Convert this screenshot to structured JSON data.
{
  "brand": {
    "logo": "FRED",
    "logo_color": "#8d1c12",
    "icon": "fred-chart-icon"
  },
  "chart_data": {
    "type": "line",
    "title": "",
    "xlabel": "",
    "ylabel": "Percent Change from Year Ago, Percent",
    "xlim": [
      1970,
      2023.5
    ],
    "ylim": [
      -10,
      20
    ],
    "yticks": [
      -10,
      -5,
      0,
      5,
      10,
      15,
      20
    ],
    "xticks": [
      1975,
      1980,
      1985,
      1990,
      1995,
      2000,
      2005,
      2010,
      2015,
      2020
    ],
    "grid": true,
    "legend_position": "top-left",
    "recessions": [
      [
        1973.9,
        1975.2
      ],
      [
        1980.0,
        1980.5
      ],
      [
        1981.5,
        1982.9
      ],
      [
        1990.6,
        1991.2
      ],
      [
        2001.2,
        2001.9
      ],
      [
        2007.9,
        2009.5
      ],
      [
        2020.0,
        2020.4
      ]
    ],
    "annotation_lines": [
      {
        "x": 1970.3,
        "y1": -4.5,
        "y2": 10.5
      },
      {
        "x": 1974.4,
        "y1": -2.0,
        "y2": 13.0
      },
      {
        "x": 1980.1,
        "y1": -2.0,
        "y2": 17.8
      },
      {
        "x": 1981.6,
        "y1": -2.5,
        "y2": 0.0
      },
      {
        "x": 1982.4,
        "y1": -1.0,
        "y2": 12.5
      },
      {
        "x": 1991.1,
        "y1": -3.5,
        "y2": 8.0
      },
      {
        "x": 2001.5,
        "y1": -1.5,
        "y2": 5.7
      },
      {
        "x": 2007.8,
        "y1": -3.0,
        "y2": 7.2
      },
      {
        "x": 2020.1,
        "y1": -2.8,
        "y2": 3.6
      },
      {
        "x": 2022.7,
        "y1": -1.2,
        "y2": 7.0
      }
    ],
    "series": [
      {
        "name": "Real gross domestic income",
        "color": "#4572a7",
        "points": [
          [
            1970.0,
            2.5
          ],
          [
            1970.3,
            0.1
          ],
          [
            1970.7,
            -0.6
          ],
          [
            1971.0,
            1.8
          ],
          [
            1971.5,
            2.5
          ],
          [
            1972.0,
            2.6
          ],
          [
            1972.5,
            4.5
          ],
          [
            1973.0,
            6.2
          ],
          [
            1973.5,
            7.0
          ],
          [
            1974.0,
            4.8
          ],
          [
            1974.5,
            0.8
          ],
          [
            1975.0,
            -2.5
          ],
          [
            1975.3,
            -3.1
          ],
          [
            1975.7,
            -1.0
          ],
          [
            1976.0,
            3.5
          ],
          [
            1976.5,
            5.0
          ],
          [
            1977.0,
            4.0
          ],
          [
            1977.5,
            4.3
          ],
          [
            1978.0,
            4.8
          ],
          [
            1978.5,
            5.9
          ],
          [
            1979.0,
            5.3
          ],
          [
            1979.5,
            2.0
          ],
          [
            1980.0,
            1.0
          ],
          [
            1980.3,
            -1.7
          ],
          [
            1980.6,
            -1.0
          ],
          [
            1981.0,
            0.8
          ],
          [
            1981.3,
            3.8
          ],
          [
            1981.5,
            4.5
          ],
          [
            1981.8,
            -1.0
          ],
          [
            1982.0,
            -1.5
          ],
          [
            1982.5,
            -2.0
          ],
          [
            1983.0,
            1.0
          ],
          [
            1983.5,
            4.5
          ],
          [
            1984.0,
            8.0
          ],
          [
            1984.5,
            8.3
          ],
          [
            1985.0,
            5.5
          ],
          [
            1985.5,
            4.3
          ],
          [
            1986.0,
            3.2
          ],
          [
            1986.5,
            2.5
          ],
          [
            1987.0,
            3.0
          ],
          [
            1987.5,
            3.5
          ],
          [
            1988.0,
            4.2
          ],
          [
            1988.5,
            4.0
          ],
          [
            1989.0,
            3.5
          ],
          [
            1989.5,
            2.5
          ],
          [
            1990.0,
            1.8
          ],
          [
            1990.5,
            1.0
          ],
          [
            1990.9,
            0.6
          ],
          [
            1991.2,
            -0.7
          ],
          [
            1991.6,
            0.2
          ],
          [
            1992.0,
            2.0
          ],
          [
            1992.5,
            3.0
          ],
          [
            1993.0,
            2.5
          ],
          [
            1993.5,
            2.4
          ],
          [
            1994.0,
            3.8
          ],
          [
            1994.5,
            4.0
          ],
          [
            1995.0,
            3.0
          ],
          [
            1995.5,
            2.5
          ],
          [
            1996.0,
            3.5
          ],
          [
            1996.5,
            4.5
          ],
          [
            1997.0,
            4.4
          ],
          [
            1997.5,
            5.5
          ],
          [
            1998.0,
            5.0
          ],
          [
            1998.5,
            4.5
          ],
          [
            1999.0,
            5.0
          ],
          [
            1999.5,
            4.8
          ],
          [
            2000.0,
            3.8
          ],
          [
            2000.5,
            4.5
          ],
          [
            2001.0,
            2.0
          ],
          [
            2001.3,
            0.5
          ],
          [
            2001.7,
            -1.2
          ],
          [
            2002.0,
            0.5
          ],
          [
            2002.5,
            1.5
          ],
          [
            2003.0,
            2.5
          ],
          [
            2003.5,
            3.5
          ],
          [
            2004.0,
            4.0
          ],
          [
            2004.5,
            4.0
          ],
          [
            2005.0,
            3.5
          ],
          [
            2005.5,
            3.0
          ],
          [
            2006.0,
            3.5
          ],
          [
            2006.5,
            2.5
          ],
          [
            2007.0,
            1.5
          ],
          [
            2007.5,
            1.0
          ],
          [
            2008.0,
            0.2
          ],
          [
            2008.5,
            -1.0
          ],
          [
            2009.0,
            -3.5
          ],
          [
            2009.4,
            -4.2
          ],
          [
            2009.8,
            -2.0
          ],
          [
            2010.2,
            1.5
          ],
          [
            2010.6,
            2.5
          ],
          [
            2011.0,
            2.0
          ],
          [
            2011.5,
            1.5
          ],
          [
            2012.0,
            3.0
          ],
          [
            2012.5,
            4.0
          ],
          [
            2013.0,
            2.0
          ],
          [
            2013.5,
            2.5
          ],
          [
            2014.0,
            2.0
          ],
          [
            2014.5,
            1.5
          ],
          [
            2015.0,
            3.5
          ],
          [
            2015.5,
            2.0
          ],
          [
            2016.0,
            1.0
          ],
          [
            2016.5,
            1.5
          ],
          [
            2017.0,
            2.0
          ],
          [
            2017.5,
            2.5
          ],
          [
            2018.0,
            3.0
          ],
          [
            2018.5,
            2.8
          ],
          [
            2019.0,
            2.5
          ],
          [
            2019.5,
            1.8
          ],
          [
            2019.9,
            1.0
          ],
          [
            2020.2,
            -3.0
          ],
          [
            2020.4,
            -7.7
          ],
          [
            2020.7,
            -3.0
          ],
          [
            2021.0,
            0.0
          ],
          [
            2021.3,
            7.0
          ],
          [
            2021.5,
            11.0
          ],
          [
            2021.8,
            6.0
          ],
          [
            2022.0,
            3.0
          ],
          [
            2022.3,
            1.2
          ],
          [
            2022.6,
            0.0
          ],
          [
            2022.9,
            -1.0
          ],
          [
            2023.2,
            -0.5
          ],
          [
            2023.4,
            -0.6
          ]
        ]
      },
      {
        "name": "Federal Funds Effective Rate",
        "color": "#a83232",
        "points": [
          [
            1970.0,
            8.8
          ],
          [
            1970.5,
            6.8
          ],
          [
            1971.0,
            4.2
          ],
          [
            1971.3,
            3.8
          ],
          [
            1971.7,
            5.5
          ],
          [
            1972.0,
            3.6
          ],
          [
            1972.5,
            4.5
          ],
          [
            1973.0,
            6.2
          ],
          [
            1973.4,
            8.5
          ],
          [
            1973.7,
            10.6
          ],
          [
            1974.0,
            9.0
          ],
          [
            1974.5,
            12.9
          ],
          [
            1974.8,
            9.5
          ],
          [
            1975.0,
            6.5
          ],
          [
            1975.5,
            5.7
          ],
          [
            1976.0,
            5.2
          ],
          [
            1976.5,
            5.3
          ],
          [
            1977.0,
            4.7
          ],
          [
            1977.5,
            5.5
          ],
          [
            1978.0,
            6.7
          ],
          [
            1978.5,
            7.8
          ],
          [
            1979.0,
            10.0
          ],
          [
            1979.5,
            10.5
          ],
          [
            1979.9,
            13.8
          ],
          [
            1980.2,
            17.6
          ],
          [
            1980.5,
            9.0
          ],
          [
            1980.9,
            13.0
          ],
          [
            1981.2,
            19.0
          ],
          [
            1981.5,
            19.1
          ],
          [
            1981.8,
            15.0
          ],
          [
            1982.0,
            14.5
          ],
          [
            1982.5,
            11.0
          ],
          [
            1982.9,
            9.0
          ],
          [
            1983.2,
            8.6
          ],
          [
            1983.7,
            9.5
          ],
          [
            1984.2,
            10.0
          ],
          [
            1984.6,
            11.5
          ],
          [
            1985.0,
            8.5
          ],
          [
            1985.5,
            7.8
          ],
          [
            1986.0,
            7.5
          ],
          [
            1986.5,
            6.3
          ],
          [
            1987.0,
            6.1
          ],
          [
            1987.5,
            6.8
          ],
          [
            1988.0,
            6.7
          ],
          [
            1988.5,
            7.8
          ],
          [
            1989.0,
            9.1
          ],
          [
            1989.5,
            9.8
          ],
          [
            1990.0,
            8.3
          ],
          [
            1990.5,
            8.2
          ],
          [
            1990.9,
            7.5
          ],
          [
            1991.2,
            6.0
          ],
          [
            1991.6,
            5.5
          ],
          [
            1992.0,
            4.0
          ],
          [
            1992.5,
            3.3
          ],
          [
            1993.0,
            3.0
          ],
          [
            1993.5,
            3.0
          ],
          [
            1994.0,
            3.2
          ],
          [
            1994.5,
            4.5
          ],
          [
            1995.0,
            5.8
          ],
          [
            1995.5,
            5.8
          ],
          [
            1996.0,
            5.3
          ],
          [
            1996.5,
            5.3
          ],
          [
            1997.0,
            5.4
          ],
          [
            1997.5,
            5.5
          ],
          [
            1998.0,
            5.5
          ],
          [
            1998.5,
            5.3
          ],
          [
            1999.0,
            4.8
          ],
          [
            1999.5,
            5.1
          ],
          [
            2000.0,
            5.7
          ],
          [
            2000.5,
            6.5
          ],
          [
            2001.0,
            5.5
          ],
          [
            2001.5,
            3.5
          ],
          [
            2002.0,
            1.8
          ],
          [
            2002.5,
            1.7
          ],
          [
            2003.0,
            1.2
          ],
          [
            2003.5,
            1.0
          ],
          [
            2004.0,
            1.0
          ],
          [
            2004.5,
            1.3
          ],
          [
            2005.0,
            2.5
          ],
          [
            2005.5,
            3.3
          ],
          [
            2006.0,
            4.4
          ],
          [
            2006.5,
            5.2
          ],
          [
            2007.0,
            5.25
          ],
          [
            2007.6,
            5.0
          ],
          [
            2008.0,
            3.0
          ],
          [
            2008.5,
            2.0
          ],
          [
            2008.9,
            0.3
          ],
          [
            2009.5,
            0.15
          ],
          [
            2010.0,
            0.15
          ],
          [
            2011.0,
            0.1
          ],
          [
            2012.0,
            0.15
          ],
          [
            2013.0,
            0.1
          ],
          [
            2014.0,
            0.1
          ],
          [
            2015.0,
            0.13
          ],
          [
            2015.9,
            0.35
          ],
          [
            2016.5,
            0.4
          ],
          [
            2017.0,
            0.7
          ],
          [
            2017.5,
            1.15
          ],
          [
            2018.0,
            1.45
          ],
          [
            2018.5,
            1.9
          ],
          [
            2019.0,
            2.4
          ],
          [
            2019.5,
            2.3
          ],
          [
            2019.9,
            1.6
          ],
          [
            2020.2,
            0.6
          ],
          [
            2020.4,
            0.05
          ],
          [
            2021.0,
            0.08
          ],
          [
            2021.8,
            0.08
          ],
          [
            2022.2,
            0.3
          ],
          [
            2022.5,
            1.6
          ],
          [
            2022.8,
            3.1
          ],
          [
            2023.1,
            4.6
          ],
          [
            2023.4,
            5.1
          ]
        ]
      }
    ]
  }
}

+ + +

> [EXERCISE INSTRUCTIONS]:
Look over the listing. Pull out every line with the string "name" in it.

> [IN RESPONSE]:
        "name": "Real gross domestic income",
        "name": "Federal Funds Effective Rate",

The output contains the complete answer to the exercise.